- TO DO -
Exclude the pictures; give every entry again exactly as written.

- DATA -
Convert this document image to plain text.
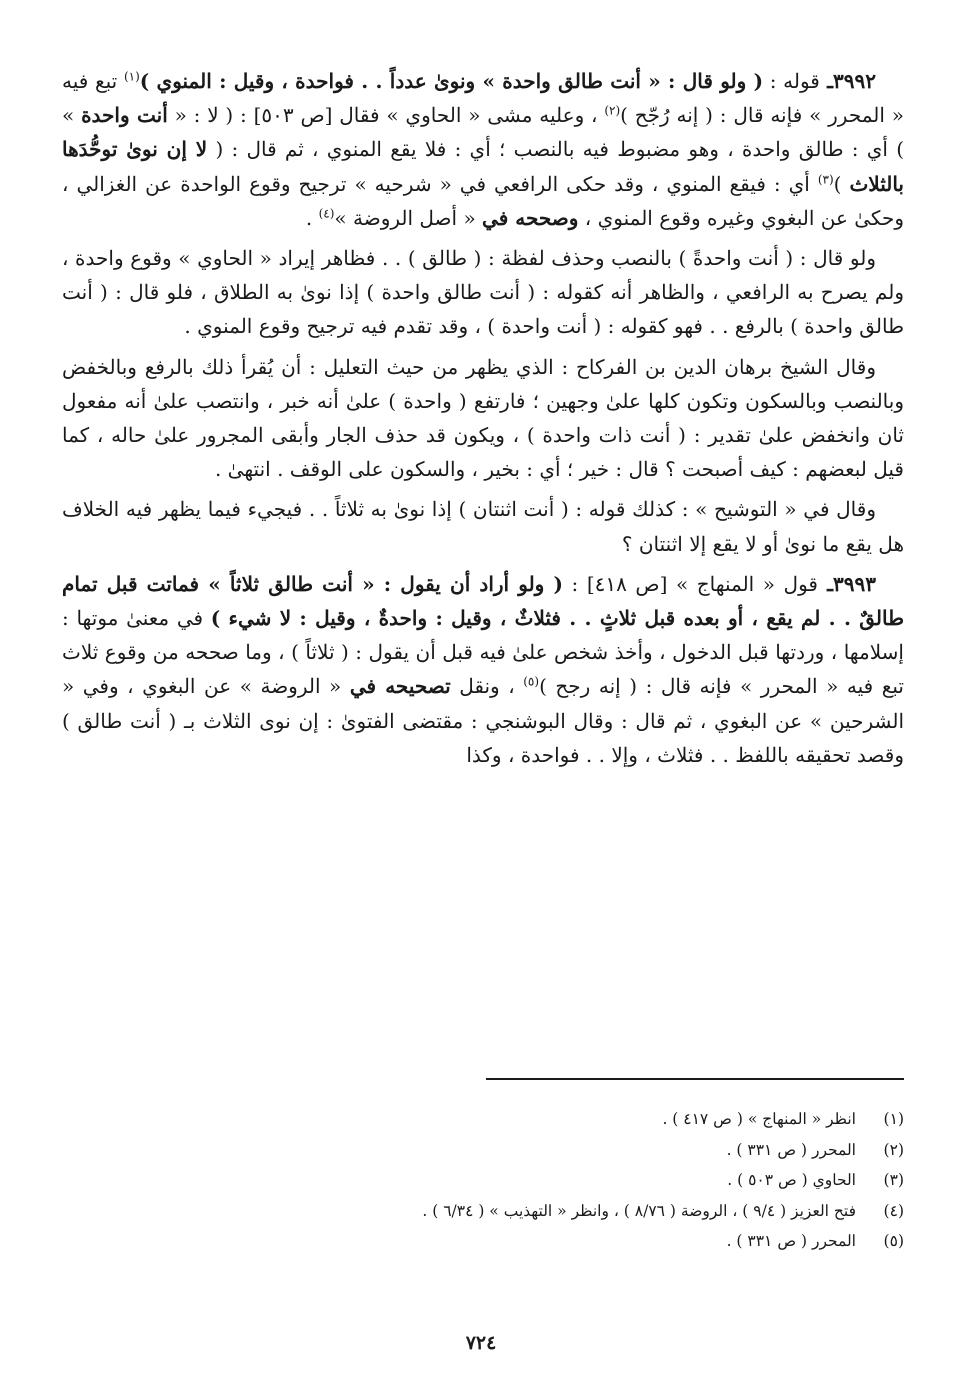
٣٩٩٢ـ قوله : ( ولو قال : « أنت طالق واحدة » ونوىٰ عدداً . . فواحدة ، وقيل : المنوي )$^{(١)}$ تبع فيه « المحرر » فإنه قال : ( إنه رُجّح )$^{(٢)}$ ، وعليه مشى « الحاوي » فقال [ص ٥٠٣] : ( لا : « أنت واحدة » ) أي : طالق واحدة ، وهو مضبوط فيه بالنصب ؛ أي : فلا يقع المنوي ، ثم قال : ( لا إن نوىٰ توحُّدَها بالثلاث )$^{(٣)}$ أي : فيقع المنوي ، وقد حكى الرافعي في « شرحيه » ترجيح وقوع الواحدة عن الغزالي ، وحكىٰ عن البغوي وغيره وقوع المنوي ، وصححه في « أصل الروضة »$^{(٤)}$ .

ولو قال : ( أنت واحدةً ) بالنصب وحذف لفظة : ( طالق ) . . فظاهر إيراد « الحاوي » وقوع واحدة ، ولم يصرح به الرافعي ، والظاهر أنه كقوله : ( أنت طالق واحدة ) إذا نوىٰ به الطلاق ، فلو قال : ( أنت طالق واحدة ) بالرفع . . فهو كقوله : ( أنت واحدة ) ، وقد تقدم فيه ترجيح وقوع المنوي .

وقال الشيخ برهان الدين بن الفركاح : الذي يظهر من حيث التعليل : أن يُقرأ ذلك بالرفع وبالخفض وبالنصب وبالسكون وتكون كلها علىٰ وجهين ؛ فارتفع ( واحدة ) علىٰ أنه خبر ، وانتصب علىٰ أنه مفعول ثان وانخفض علىٰ تقدير : ( أنت ذات واحدة ) ، ويكون قد حذف الجار وأبقى المجرور علىٰ حاله ، كما قيل لبعضهم : كيف أصبحت ؟ قال : خير ؛ أي : بخير ، والسكون على الوقف . انتهىٰ .

وقال في « التوشيح » : كذلك قوله : ( أنت اثنتان ) إذا نوىٰ به ثلاثاً . . فيجيء فيما يظهر فيه الخلاف هل يقع ما نوىٰ أو لا يقع إلا اثنتان ؟

٣٩٩٣ـ قول « المنهاج » [ص ٤١٨] : ( ولو أراد أن يقول : « أنت طالق ثلاثاً » فماتت قبل تمام طالقٌ . . لم يقع ، أو بعده قبل ثلاثٍ . . فثلاثٌ ، وقيل : واحدةٌ ، وقيل : لا شيء ) في معنىٰ موتها : إسلامها ، وردتها قبل الدخول ، وأخذ شخص علىٰ فيه قبل أن يقول : ( ثلاثاً ) ، وما صححه من وقوع ثلاث تبع فيه « المحرر » فإنه قال : ( إنه رجح )$^{(٥)}$ ، ونقل تصحيحه في « الروضة » عن البغوي ، وفي « الشرحين » عن البغوي ، ثم قال : وقال البوشنجي : مقتضى الفتوىٰ : إن نوى الثلاث بـ ( أنت طالق ) وقصد تحقيقه باللفظ . . فثلاث ، وإلا . . فواحدة ، وكذا

(١)
انظر « المنهاج » ( ص ٤١٧ ) .
(٢)
المحرر ( ص ٣٣١ ) .
(٣)
الحاوي ( ص ٥٠٣ ) .
(٤)
فتح العزيز ( ٩/٤ ) ، الروضة ( ٨/٧٦ ) ، وانظر « التهذيب » ( ٦/٣٤ ) .
(٥)
المحرر ( ص ٣٣١ ) .
٧٢٤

- ANSWER TO THE PROBLEM -
Convert this document image to plain text.
٣٩٩٢ـ قوله : ( ولو قال : « أنت طالق واحدة » ونوىٰ عدداً . . فواحدة ، وقيل : المنوي )$^{(١)}$ تبع فيه « المحرر » فإنه قال : ( إنه رُجّح )$^{(٢)}$ ، وعليه مشى « الحاوي » فقال [ص ٥٠٣] : ( لا : « أنت واحدة » ) أي : طالق واحدة ، وهو مضبوط فيه بالنصب ؛ أي : فلا يقع المنوي ، ثم قال : ( لا إن نوىٰ توحُّدَها بالثلاث )$^{(٣)}$ أي : فيقع المنوي ، وقد حكى الرافعي في « شرحيه » ترجيح وقوع الواحدة عن الغزالي ، وحكىٰ عن البغوي وغيره وقوع المنوي ، وصححه في « أصل الروضة »$^{(٤)}$ .

ولو قال : ( أنت واحدةً ) بالنصب وحذف لفظة : ( طالق ) . . فظاهر إيراد « الحاوي » وقوع واحدة ، ولم يصرح به الرافعي ، والظاهر أنه كقوله : ( أنت طالق واحدة ) إذا نوىٰ به الطلاق ، فلو قال : ( أنت طالق واحدة ) بالرفع . . فهو كقوله : ( أنت واحدة ) ، وقد تقدم فيه ترجيح وقوع المنوي .

وقال الشيخ برهان الدين بن الفركاح : الذي يظهر من حيث التعليل : أن يُقرأ ذلك بالرفع وبالخفض وبالنصب وبالسكون وتكون كلها علىٰ وجهين ؛ فارتفع ( واحدة ) علىٰ أنه خبر ، وانتصب علىٰ أنه مفعول ثان وانخفض علىٰ تقدير : ( أنت ذات واحدة ) ، ويكون قد حذف الجار وأبقى المجرور علىٰ حاله ، كما قيل لبعضهم : كيف أصبحت ؟ قال : خير ؛ أي : بخير ، والسكون على الوقف . انتهىٰ .

وقال في « التوشيح » : كذلك قوله : ( أنت اثنتان ) إذا نوىٰ به ثلاثاً . . فيجيء فيما يظهر فيه الخلاف هل يقع ما نوىٰ أو لا يقع إلا اثنتان ؟

٣٩٩٣ـ قول « المنهاج » [ص ٤١٨] : ( ولو أراد أن يقول : « أنت طالق ثلاثاً » فماتت قبل تمام طالقٌ . . لم يقع ، أو بعده قبل ثلاثٍ . . فثلاثٌ ، وقيل : واحدةٌ ، وقيل : لا شيء ) في معنىٰ موتها : إسلامها ، وردتها قبل الدخول ، وأخذ شخص علىٰ فيه قبل أن يقول : ( ثلاثاً ) ، وما صححه من وقوع ثلاث تبع فيه « المحرر » فإنه قال : ( إنه رجح )$^{(٥)}$ ، ونقل تصحيحه في « الروضة » عن البغوي ، وفي « الشرحين » عن البغوي ، ثم قال : وقال البوشنجي : مقتضى الفتوىٰ : إن نوى الثلاث بـ ( أنت طالق ) وقصد تحقيقه باللفظ . . فثلاث ، وإلا . . فواحدة ، وكذا

(١)
انظر « المنهاج » ( ص ٤١٧ ) .
(٢)
المحرر ( ص ٣٣١ ) .
(٣)
الحاوي ( ص ٥٠٣ ) .
(٤)
فتح العزيز ( ٩/٤ ) ، الروضة ( ٨/٧٦ ) ، وانظر « التهذيب » ( ٦/٣٤ ) .
(٥)
المحرر ( ص ٣٣١ ) .
٧٢٤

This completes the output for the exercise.